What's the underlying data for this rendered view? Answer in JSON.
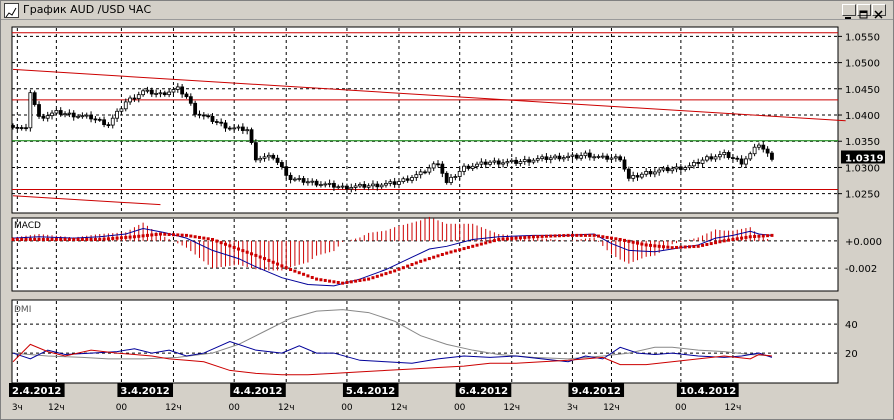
{
  "window": {
    "title": "График AUD /USD  ЧАС"
  },
  "colors": {
    "background": "#ffffff",
    "frame": "#d4d0c8",
    "grid": "#000000",
    "candle": "#000000",
    "trend_line": "#cc0000",
    "support_line": "#008000",
    "macd_line": "#000099",
    "macd_signal": "#cc0000",
    "dmi_adx": "#888888",
    "dmi_plus": "#000099",
    "dmi_minus": "#cc0000",
    "date_label_bg": "#000000"
  },
  "chart_data": [
    {
      "type": "candlestick",
      "title": "",
      "price_axis": {
        "ticks": [
          "1.0550",
          "1.0500",
          "1.0450",
          "1.0400",
          "1.0350",
          "1.0300",
          "1.0250"
        ],
        "tick_values": [
          1.055,
          1.05,
          1.045,
          1.04,
          1.035,
          1.03,
          1.025
        ],
        "range": [
          1.0215,
          1.0566
        ]
      },
      "current_price": "1.0319",
      "current_value": 1.0319,
      "lines": [
        {
          "name": "horizontal",
          "color": "#cc0000",
          "y": 1.0557
        },
        {
          "name": "horizontal",
          "color": "#cc0000",
          "y": 1.0429
        },
        {
          "name": "horizontal",
          "color": "#008000",
          "y": 1.0351
        },
        {
          "name": "horizontal",
          "color": "#cc0000",
          "y": 1.0258
        },
        {
          "name": "trend",
          "color": "#cc0000",
          "from": [
            0,
            1.0487
          ],
          "to": [
            192,
            1.0389
          ]
        },
        {
          "name": "trend",
          "color": "#cc0000",
          "from": [
            0,
            1.0246
          ],
          "to": [
            34,
            1.0229
          ]
        }
      ],
      "close_path": [
        [
          0,
          1.038
        ],
        [
          3,
          1.0372
        ],
        [
          4,
          1.0445
        ],
        [
          6,
          1.0395
        ],
        [
          10,
          1.0405
        ],
        [
          18,
          1.0395
        ],
        [
          22,
          1.0382
        ],
        [
          26,
          1.0425
        ],
        [
          30,
          1.0445
        ],
        [
          34,
          1.044
        ],
        [
          38,
          1.045
        ],
        [
          40,
          1.0435
        ],
        [
          42,
          1.0405
        ],
        [
          46,
          1.039
        ],
        [
          50,
          1.0375
        ],
        [
          54,
          1.0372
        ],
        [
          56,
          1.0318
        ],
        [
          60,
          1.032
        ],
        [
          64,
          1.0278
        ],
        [
          70,
          1.027
        ],
        [
          76,
          1.0262
        ],
        [
          82,
          1.0265
        ],
        [
          88,
          1.027
        ],
        [
          94,
          1.0288
        ],
        [
          98,
          1.031
        ],
        [
          100,
          1.027
        ],
        [
          104,
          1.03
        ],
        [
          110,
          1.031
        ],
        [
          116,
          1.031
        ],
        [
          120,
          1.0315
        ],
        [
          126,
          1.032
        ],
        [
          130,
          1.032
        ],
        [
          132,
          1.0325
        ],
        [
          136,
          1.0318
        ],
        [
          140,
          1.0318
        ],
        [
          142,
          1.0278
        ],
        [
          146,
          1.029
        ],
        [
          150,
          1.0295
        ],
        [
          156,
          1.0302
        ],
        [
          160,
          1.0318
        ],
        [
          164,
          1.0325
        ],
        [
          168,
          1.031
        ],
        [
          170,
          1.0325
        ],
        [
          172,
          1.0345
        ],
        [
          174,
          1.0325
        ],
        [
          175,
          1.0319
        ]
      ]
    },
    {
      "type": "line",
      "title": "MACD",
      "y_ticks": [
        "+0.000",
        "-0.002"
      ],
      "tick_values": [
        0.0,
        -0.002
      ],
      "range": [
        -0.0036,
        0.0016
      ],
      "series": [
        {
          "role": "macd",
          "color": "#000099",
          "points": [
            [
              0,
              0.0002
            ],
            [
              6,
              0.0003
            ],
            [
              14,
              0.0002
            ],
            [
              20,
              0.0003
            ],
            [
              26,
              0.0005
            ],
            [
              30,
              0.0009
            ],
            [
              35,
              0.0006
            ],
            [
              40,
              0.0002
            ],
            [
              46,
              -0.0007
            ],
            [
              52,
              -0.0013
            ],
            [
              56,
              -0.0019
            ],
            [
              62,
              -0.0027
            ],
            [
              68,
              -0.0032
            ],
            [
              74,
              -0.0033
            ],
            [
              80,
              -0.0028
            ],
            [
              86,
              -0.0021
            ],
            [
              92,
              -0.0012
            ],
            [
              96,
              -0.0006
            ],
            [
              100,
              -0.0004
            ],
            [
              106,
              0.0001
            ],
            [
              112,
              0.0003
            ],
            [
              120,
              0.0004
            ],
            [
              128,
              0.0004
            ],
            [
              134,
              0.0005
            ],
            [
              138,
              -0.0002
            ],
            [
              142,
              -0.0007
            ],
            [
              148,
              -0.0008
            ],
            [
              152,
              -0.0006
            ],
            [
              158,
              -0.0003
            ],
            [
              162,
              0.0002
            ],
            [
              166,
              0.0004
            ],
            [
              170,
              0.0007
            ],
            [
              172,
              0.0005
            ],
            [
              175,
              0.0004
            ]
          ]
        },
        {
          "role": "signal",
          "color": "#cc0000",
          "points": [
            [
              0,
              0.0001
            ],
            [
              10,
              0.0001
            ],
            [
              20,
              0.0001
            ],
            [
              28,
              0.0003
            ],
            [
              34,
              0.0005
            ],
            [
              40,
              0.0004
            ],
            [
              46,
              0.0001
            ],
            [
              52,
              -0.0006
            ],
            [
              58,
              -0.0013
            ],
            [
              64,
              -0.0021
            ],
            [
              70,
              -0.0028
            ],
            [
              76,
              -0.0031
            ],
            [
              82,
              -0.0028
            ],
            [
              88,
              -0.0022
            ],
            [
              94,
              -0.0015
            ],
            [
              100,
              -0.0009
            ],
            [
              106,
              -0.0004
            ],
            [
              112,
              0.0001
            ],
            [
              120,
              0.0003
            ],
            [
              128,
              0.0004
            ],
            [
              134,
              0.0004
            ],
            [
              140,
              0.0001
            ],
            [
              146,
              -0.0003
            ],
            [
              152,
              -0.0005
            ],
            [
              158,
              -0.0004
            ],
            [
              164,
              0.0
            ],
            [
              170,
              0.0003
            ],
            [
              175,
              0.0004
            ]
          ]
        }
      ]
    },
    {
      "type": "line",
      "title": "DMI",
      "y_ticks": [
        "40",
        "20"
      ],
      "tick_values": [
        40,
        20
      ],
      "range": [
        0,
        56
      ],
      "series": [
        {
          "role": "adx",
          "color": "#888888",
          "points": [
            [
              0,
              20
            ],
            [
              8,
              18
            ],
            [
              16,
              17
            ],
            [
              22,
              16
            ],
            [
              30,
              16
            ],
            [
              38,
              17
            ],
            [
              46,
              20
            ],
            [
              52,
              26
            ],
            [
              58,
              35
            ],
            [
              64,
              44
            ],
            [
              70,
              49
            ],
            [
              76,
              50
            ],
            [
              82,
              48
            ],
            [
              88,
              42
            ],
            [
              94,
              32
            ],
            [
              100,
              26
            ],
            [
              106,
              22
            ],
            [
              112,
              19
            ],
            [
              120,
              17
            ],
            [
              128,
              16
            ],
            [
              136,
              18
            ],
            [
              142,
              20
            ],
            [
              148,
              24
            ],
            [
              152,
              24
            ],
            [
              158,
              22
            ],
            [
              164,
              21
            ],
            [
              170,
              19
            ],
            [
              175,
              18
            ]
          ]
        },
        {
          "role": "di_plus",
          "color": "#000099",
          "points": [
            [
              0,
              20
            ],
            [
              4,
              16
            ],
            [
              8,
              22
            ],
            [
              12,
              19
            ],
            [
              18,
              20
            ],
            [
              24,
              21
            ],
            [
              28,
              23
            ],
            [
              32,
              20
            ],
            [
              36,
              22
            ],
            [
              40,
              18
            ],
            [
              44,
              20
            ],
            [
              50,
              28
            ],
            [
              56,
              22
            ],
            [
              62,
              20
            ],
            [
              66,
              25
            ],
            [
              70,
              20
            ],
            [
              74,
              20
            ],
            [
              80,
              15
            ],
            [
              86,
              14
            ],
            [
              92,
              13
            ],
            [
              98,
              16
            ],
            [
              104,
              18
            ],
            [
              110,
              17
            ],
            [
              116,
              18
            ],
            [
              122,
              16
            ],
            [
              128,
              14
            ],
            [
              132,
              18
            ],
            [
              136,
              16
            ],
            [
              140,
              24
            ],
            [
              144,
              20
            ],
            [
              148,
              19
            ],
            [
              152,
              20
            ],
            [
              158,
              18
            ],
            [
              164,
              17
            ],
            [
              168,
              18
            ],
            [
              172,
              20
            ],
            [
              175,
              17
            ]
          ]
        },
        {
          "role": "di_minus",
          "color": "#cc0000",
          "points": [
            [
              0,
              14
            ],
            [
              4,
              26
            ],
            [
              8,
              21
            ],
            [
              12,
              18
            ],
            [
              18,
              22
            ],
            [
              24,
              20
            ],
            [
              28,
              19
            ],
            [
              32,
              18
            ],
            [
              36,
              16
            ],
            [
              40,
              15
            ],
            [
              44,
              14
            ],
            [
              50,
              8
            ],
            [
              56,
              6
            ],
            [
              62,
              5
            ],
            [
              68,
              5
            ],
            [
              74,
              6
            ],
            [
              80,
              7
            ],
            [
              86,
              8
            ],
            [
              92,
              9
            ],
            [
              98,
              10
            ],
            [
              104,
              11
            ],
            [
              110,
              13
            ],
            [
              116,
              13
            ],
            [
              122,
              14
            ],
            [
              128,
              15
            ],
            [
              132,
              16
            ],
            [
              136,
              17
            ],
            [
              140,
              12
            ],
            [
              146,
              12
            ],
            [
              152,
              14
            ],
            [
              158,
              16
            ],
            [
              164,
              18
            ],
            [
              170,
              16
            ],
            [
              172,
              19
            ],
            [
              175,
              18
            ]
          ]
        }
      ]
    }
  ],
  "time_axis": {
    "dates": [
      {
        "label": "2.4.2012",
        "index": 0
      },
      {
        "label": "3.4.2012",
        "index": 25
      },
      {
        "label": "4.4.2012",
        "index": 51
      },
      {
        "label": "5.4.2012",
        "index": 77
      },
      {
        "label": "6.4.2012",
        "index": 103
      },
      {
        "label": "9.4.2012",
        "index": 129
      },
      {
        "label": "10.4.2012",
        "index": 154
      }
    ],
    "hours": [
      {
        "label": "3ч",
        "index": 1
      },
      {
        "label": "12ч",
        "index": 10
      },
      {
        "label": "00",
        "index": 25
      },
      {
        "label": "12ч",
        "index": 37
      },
      {
        "label": "00",
        "index": 51
      },
      {
        "label": "12ч",
        "index": 63
      },
      {
        "label": "00",
        "index": 77
      },
      {
        "label": "12ч",
        "index": 89
      },
      {
        "label": "00",
        "index": 103
      },
      {
        "label": "12ч",
        "index": 115
      },
      {
        "label": "3ч",
        "index": 129
      },
      {
        "label": "12ч",
        "index": 138
      },
      {
        "label": "00",
        "index": 154
      },
      {
        "label": "12ч",
        "index": 166
      }
    ]
  }
}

--------------------

Work to do ::
Show every line from the entries above in which "role" appears.

Worked solution ::
          "role": "macd",
          "role": "signal",
          "role": "adx",
          "role": "di_plus",
          "role": "di_minus",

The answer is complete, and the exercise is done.